** Request **
Write every entry out again exactly, please, and skip the pictures.

** Records supplied **
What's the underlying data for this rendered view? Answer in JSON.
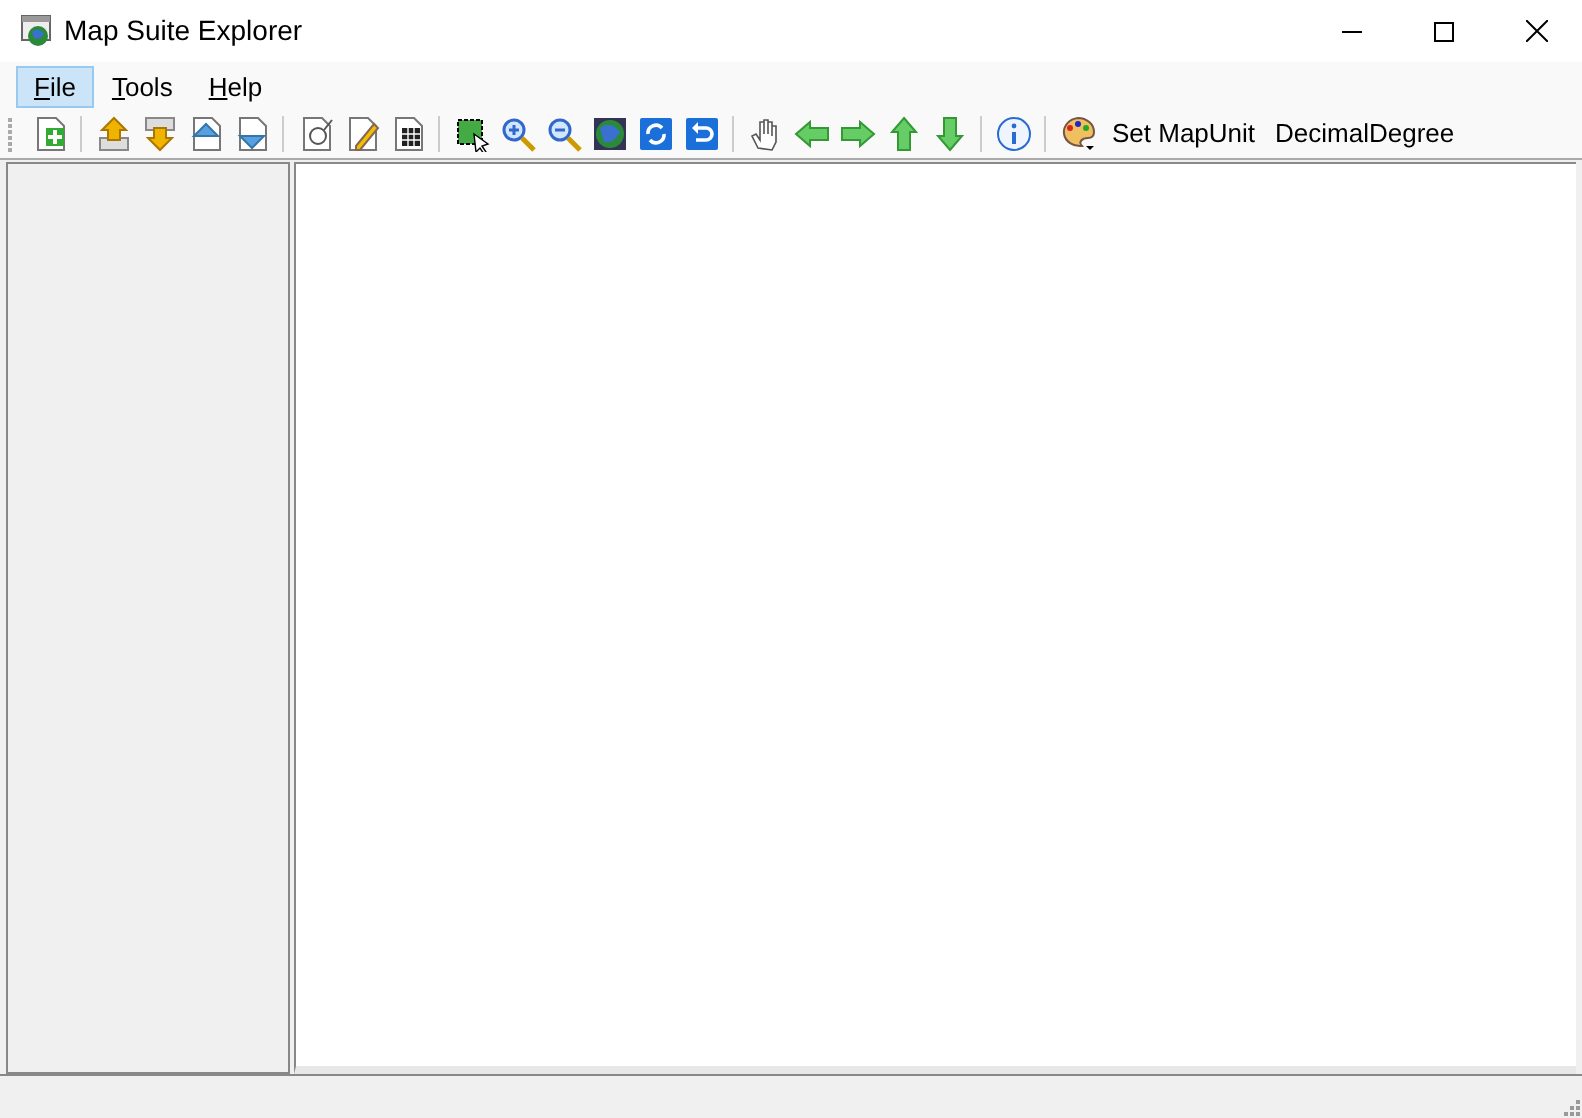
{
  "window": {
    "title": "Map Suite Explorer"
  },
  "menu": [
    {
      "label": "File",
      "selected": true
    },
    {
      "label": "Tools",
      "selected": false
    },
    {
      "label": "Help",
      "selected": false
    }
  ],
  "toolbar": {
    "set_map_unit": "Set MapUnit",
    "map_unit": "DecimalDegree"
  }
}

** Task response **
What's the underlying data for this rendered view? Answer in JSON.
{
  "window": {
    "title": "Map Suite Explorer"
  },
  "menu": [
    {
      "label": "File",
      "selected": true
    },
    {
      "label": "Tools",
      "selected": false
    },
    {
      "label": "Help",
      "selected": false
    }
  ],
  "toolbar": {
    "set_map_unit": "Set MapUnit",
    "map_unit": "DecimalDegree"
  }
}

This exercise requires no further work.